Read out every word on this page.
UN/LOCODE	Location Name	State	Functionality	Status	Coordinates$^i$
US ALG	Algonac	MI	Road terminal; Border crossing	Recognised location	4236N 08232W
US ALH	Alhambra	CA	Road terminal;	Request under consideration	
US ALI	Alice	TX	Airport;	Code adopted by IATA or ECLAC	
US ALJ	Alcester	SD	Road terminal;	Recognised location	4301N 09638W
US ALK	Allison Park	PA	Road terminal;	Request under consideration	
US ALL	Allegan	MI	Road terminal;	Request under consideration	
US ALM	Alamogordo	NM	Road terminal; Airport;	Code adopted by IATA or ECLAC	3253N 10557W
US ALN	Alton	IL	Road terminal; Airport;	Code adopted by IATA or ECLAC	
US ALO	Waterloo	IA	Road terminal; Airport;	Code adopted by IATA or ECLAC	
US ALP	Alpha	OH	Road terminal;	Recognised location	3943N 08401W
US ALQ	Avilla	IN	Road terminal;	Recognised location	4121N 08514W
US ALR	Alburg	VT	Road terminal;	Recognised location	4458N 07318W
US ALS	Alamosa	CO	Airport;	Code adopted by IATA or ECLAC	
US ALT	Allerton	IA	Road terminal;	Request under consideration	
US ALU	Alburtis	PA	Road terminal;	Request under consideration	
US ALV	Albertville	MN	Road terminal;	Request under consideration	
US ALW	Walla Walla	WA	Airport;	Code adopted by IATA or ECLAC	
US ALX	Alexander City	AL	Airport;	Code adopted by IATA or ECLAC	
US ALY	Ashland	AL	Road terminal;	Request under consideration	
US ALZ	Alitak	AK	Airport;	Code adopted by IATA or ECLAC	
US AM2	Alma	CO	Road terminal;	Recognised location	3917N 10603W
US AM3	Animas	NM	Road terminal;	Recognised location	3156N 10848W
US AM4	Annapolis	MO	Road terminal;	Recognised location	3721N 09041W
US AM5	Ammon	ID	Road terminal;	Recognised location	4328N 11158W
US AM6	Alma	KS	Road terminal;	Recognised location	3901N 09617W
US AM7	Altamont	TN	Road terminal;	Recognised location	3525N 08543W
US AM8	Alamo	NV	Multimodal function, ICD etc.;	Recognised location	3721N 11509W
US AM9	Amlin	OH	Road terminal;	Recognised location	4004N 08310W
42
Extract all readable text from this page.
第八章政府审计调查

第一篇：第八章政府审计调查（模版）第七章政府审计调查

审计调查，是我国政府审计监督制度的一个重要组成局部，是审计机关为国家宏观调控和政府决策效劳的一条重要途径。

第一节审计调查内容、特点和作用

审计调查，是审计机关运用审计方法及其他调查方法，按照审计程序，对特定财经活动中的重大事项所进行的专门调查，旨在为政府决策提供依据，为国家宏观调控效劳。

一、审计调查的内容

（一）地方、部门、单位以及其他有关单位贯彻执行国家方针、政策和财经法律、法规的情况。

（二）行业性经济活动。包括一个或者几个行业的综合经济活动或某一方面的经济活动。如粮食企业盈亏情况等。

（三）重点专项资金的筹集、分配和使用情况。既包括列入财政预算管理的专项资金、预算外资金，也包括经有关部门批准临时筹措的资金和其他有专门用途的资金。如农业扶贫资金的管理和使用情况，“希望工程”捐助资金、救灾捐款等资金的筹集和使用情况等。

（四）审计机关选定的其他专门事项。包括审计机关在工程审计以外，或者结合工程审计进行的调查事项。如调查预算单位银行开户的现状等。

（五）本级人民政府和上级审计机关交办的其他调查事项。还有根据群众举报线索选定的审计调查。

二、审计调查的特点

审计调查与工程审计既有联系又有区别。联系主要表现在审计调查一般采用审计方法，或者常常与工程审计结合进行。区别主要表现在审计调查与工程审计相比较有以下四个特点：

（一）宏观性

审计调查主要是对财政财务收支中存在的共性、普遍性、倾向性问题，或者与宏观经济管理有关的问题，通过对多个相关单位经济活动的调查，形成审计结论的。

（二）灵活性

• [What the task asks]: Please reproduce each record precisely as written.

• [Response to the task]:
Read out every word on this page.
UN/LOCODE	Location Name	State	Functionality	Status	Coordinates$^i$
US ALG	Algonac	MI	Road terminal; Border crossing	Recognised location	4236N 08232W
US ALH	Alhambra	CA	Road terminal;	Request under consideration	
US ALI	Alice	TX	Airport;	Code adopted by IATA or ECLAC	
US ALJ	Alcester	SD	Road terminal;	Recognised location	4301N 09638W
US ALK	Allison Park	PA	Road terminal;	Request under consideration	
US ALL	Allegan	MI	Road terminal;	Request under consideration	
US ALM	Alamogordo	NM	Road terminal; Airport;	Code adopted by IATA or ECLAC	3253N 10557W
US ALN	Alton	IL	Road terminal; Airport;	Code adopted by IATA or ECLAC	
US ALO	Waterloo	IA	Road terminal; Airport;	Code adopted by IATA or ECLAC	
US ALP	Alpha	OH	Road terminal;	Recognised location	3943N 08401W
US ALQ	Avilla	IN	Road terminal;	Recognised location	4121N 08514W
US ALR	Alburg	VT	Road terminal;	Recognised location	4458N 07318W
US ALS	Alamosa	CO	Airport;	Code adopted by IATA or ECLAC	
US ALT	Allerton	IA	Road terminal;	Request under consideration	
US ALU	Alburtis	PA	Road terminal;	Request under consideration	
US ALV	Albertville	MN	Road terminal;	Request under consideration	
US ALW	Walla Walla	WA	Airport;	Code adopted by IATA or ECLAC	
US ALX	Alexander City	AL	Airport;	Code adopted by IATA or ECLAC	
US ALY	Ashland	AL	Road terminal;	Request under consideration	
US ALZ	Alitak	AK	Airport;	Code adopted by IATA or ECLAC	
US AM2	Alma	CO	Road terminal;	Recognised location	3917N 10603W
US AM3	Animas	NM	Road terminal;	Recognised location	3156N 10848W
US AM4	Annapolis	MO	Road terminal;	Recognised location	3721N 09041W
US AM5	Ammon	ID	Road terminal;	Recognised location	4328N 11158W
US AM6	Alma	KS	Road terminal;	Recognised location	3901N 09617W
US AM7	Altamont	TN	Road terminal;	Recognised location	3525N 08543W
US AM8	Alamo	NV	Multimodal function, ICD etc.;	Recognised location	3721N 11509W
US AM9	Amlin	OH	Road terminal;	Recognised location	4004N 08310W
42
Extract all readable text from this page.
第八章政府审计调查

第一篇：第八章政府审计调查（模版）第七章政府审计调查

审计调查，是我国政府审计监督制度的一个重要组成局部，是审计机关为国家宏观调控和政府决策效劳的一条重要途径。

第一节审计调查内容、特点和作用

审计调查，是审计机关运用审计方法及其他调查方法，按照审计程序，对特定财经活动中的重大事项所进行的专门调查，旨在为政府决策提供依据，为国家宏观调控效劳。

一、审计调查的内容

（一）地方、部门、单位以及其他有关单位贯彻执行国家方针、政策和财经法律、法规的情况。

（二）行业性经济活动。包括一个或者几个行业的综合经济活动或某一方面的经济活动。如粮食企业盈亏情况等。

（三）重点专项资金的筹集、分配和使用情况。既包括列入财政预算管理的专项资金、预算外资金，也包括经有关部门批准临时筹措的资金和其他有专门用途的资金。如农业扶贫资金的管理和使用情况，“希望工程”捐助资金、救灾捐款等资金的筹集和使用情况等。

（四）审计机关选定的其他专门事项。包括审计机关在工程审计以外，或者结合工程审计进行的调查事项。如调查预算单位银行开户的现状等。

（五）本级人民政府和上级审计机关交办的其他调查事项。还有根据群众举报线索选定的审计调查。

二、审计调查的特点

审计调查与工程审计既有联系又有区别。联系主要表现在审计调查一般采用审计方法，或者常常与工程审计结合进行。区别主要表现在审计调查与工程审计相比较有以下四个特点：

（一）宏观性

审计调查主要是对财政财务收支中存在的共性、普遍性、倾向性问题，或者与宏观经济管理有关的问题，通过对多个相关单位经济活动的调查，形成审计结论的。

（二）灵活性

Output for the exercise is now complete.